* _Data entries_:
• • • • • • •

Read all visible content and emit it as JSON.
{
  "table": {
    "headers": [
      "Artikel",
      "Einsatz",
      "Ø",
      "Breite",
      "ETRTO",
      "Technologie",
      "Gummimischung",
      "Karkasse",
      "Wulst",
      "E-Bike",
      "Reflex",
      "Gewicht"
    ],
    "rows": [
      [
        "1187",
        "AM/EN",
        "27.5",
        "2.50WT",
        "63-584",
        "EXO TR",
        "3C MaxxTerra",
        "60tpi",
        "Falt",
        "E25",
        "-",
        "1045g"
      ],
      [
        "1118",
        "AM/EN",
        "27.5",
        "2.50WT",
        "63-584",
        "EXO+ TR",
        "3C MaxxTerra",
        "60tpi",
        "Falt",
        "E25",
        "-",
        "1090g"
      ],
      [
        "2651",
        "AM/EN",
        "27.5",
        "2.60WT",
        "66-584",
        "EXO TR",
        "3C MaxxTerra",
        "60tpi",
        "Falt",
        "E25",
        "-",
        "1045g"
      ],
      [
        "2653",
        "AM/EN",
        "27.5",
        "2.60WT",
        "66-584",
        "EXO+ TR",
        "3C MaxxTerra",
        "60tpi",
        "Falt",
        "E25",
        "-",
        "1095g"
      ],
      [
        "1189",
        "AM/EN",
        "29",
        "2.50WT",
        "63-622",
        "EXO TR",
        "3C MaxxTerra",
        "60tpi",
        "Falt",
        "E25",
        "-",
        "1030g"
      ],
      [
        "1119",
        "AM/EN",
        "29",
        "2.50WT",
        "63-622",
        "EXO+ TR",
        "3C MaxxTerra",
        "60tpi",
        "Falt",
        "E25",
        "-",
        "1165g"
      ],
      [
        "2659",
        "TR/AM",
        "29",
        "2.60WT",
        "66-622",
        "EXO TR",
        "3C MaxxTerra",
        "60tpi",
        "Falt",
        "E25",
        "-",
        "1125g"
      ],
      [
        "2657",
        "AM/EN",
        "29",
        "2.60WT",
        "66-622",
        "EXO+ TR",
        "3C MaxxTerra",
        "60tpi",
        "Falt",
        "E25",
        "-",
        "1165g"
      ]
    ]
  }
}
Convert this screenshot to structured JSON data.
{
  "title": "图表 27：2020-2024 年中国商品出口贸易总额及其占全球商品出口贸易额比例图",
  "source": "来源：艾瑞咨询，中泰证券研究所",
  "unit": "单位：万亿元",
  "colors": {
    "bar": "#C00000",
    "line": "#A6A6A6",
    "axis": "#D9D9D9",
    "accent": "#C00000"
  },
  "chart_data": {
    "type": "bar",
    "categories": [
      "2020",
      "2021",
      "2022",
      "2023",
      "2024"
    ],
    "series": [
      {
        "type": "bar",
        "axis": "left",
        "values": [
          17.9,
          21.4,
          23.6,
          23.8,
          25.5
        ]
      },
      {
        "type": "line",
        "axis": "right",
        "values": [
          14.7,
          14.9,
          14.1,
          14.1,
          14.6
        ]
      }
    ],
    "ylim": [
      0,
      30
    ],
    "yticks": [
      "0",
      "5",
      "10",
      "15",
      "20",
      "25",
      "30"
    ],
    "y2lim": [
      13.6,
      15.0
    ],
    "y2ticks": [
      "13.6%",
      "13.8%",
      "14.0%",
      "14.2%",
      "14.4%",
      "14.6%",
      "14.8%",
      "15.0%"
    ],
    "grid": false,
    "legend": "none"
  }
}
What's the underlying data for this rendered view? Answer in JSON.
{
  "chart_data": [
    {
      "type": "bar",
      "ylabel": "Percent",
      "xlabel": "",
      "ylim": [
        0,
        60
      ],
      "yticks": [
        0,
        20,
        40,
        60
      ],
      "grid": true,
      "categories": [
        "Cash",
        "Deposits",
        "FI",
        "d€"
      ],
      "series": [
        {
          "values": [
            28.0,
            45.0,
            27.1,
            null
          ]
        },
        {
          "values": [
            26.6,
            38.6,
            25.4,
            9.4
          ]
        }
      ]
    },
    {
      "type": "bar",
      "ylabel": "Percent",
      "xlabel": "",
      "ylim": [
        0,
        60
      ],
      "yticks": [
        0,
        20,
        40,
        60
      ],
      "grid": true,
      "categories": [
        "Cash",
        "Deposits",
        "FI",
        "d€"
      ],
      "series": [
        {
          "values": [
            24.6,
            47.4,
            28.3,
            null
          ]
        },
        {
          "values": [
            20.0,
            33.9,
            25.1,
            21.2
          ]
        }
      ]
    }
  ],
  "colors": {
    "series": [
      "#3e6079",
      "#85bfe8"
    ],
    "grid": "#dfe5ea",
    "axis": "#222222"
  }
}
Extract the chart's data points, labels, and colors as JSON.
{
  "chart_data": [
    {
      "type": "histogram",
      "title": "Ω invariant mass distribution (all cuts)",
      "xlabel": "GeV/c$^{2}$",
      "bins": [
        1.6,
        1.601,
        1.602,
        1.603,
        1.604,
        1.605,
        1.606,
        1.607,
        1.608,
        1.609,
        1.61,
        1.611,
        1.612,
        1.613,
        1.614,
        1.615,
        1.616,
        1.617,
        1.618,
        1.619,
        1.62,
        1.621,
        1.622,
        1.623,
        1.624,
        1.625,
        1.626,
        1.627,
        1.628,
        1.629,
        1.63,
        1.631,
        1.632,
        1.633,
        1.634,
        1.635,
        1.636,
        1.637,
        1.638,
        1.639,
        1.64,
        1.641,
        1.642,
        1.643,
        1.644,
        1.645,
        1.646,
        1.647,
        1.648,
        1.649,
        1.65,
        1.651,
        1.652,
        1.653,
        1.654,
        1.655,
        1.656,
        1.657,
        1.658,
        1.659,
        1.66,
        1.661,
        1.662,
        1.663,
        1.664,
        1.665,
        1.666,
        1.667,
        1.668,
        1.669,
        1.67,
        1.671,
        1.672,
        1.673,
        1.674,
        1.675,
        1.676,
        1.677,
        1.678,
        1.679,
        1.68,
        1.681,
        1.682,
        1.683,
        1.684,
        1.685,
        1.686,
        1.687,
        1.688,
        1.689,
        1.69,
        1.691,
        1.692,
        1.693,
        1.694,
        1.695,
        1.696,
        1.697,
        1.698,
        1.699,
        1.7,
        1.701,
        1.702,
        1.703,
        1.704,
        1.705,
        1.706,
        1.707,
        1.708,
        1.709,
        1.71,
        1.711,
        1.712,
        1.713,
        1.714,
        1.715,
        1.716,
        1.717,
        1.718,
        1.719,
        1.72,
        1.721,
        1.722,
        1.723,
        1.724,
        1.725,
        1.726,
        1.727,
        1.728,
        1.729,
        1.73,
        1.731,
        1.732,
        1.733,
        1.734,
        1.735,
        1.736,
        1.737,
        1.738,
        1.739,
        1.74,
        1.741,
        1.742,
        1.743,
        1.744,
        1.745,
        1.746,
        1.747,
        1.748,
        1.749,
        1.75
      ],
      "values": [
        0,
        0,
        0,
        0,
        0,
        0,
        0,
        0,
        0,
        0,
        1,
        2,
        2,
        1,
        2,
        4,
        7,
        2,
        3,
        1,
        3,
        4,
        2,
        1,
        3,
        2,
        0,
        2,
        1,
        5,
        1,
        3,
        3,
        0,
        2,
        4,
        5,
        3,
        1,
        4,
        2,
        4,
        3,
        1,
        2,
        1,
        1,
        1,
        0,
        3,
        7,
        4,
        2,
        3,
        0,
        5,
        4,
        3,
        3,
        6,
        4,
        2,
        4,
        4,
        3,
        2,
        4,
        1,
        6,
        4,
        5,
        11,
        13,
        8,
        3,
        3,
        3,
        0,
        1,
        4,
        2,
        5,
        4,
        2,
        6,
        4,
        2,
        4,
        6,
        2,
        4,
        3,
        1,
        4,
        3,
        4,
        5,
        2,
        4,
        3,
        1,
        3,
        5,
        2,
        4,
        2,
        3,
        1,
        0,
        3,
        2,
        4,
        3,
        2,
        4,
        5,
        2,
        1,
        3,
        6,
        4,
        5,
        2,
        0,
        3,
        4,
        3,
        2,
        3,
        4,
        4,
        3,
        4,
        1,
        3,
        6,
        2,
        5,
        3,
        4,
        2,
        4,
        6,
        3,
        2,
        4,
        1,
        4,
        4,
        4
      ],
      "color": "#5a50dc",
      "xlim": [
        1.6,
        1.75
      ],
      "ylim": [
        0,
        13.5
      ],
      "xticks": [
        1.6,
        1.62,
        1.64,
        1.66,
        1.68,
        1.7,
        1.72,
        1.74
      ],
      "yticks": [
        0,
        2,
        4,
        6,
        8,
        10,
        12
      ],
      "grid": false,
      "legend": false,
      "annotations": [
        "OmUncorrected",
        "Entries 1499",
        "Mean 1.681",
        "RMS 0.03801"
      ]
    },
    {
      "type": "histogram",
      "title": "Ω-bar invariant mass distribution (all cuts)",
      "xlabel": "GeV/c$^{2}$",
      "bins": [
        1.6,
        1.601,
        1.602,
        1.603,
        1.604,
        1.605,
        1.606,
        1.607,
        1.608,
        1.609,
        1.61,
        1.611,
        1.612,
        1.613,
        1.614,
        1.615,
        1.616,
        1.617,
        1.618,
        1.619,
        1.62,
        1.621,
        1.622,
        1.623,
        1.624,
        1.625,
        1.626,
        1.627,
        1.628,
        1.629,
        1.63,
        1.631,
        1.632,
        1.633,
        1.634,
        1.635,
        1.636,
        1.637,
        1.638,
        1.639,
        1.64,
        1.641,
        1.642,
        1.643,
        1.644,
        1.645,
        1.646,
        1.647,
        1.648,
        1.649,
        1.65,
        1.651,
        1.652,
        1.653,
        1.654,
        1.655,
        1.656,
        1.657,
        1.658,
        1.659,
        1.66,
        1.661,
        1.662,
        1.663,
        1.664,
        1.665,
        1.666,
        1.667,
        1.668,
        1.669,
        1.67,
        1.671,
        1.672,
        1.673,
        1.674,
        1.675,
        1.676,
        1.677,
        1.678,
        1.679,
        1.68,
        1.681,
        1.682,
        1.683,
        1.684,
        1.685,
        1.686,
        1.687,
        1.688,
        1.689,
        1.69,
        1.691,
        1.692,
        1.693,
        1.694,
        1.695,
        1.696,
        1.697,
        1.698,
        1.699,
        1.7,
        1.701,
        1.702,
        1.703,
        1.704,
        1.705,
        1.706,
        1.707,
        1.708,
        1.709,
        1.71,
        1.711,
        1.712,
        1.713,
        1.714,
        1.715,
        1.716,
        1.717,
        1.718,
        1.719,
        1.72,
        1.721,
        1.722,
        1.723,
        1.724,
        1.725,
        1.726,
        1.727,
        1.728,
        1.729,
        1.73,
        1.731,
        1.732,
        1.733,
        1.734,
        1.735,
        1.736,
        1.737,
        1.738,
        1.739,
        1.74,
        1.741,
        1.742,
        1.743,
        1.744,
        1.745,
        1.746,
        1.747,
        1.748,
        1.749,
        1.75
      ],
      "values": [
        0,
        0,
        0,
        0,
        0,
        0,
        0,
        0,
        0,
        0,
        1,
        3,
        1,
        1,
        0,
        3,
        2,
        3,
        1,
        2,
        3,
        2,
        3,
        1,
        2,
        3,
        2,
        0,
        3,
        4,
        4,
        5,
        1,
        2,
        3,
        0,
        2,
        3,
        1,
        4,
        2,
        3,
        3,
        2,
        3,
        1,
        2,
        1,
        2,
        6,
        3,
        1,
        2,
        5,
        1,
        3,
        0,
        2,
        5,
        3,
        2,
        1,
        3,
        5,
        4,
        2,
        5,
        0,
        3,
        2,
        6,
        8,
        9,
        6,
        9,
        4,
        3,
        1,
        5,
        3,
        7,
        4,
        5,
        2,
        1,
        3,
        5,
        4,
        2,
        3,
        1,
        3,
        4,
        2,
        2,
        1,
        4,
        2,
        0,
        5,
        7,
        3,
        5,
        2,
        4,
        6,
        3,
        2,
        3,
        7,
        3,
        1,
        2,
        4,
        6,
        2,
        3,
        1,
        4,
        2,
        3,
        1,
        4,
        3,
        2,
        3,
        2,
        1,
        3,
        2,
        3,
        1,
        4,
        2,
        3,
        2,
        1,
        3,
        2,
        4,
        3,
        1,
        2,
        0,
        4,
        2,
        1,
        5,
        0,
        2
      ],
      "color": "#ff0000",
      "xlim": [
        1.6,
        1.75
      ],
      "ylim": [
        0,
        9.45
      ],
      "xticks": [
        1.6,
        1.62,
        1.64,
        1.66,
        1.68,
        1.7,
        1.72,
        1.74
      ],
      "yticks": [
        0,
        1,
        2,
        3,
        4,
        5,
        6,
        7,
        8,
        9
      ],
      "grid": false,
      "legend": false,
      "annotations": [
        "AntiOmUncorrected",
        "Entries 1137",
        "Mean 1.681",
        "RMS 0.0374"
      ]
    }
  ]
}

• • • • • • •

* _DIRECTIONS FOR THIS TASK_:
Search the preceding listing for "type" and extract every line where it is found.

* _FINAL RESULT_:
    "type": "bar",
        "type": "bar",
        "type": "line",
      "type": "bar",
      "type": "bar",
      "type": "histogram",
      "type": "histogram",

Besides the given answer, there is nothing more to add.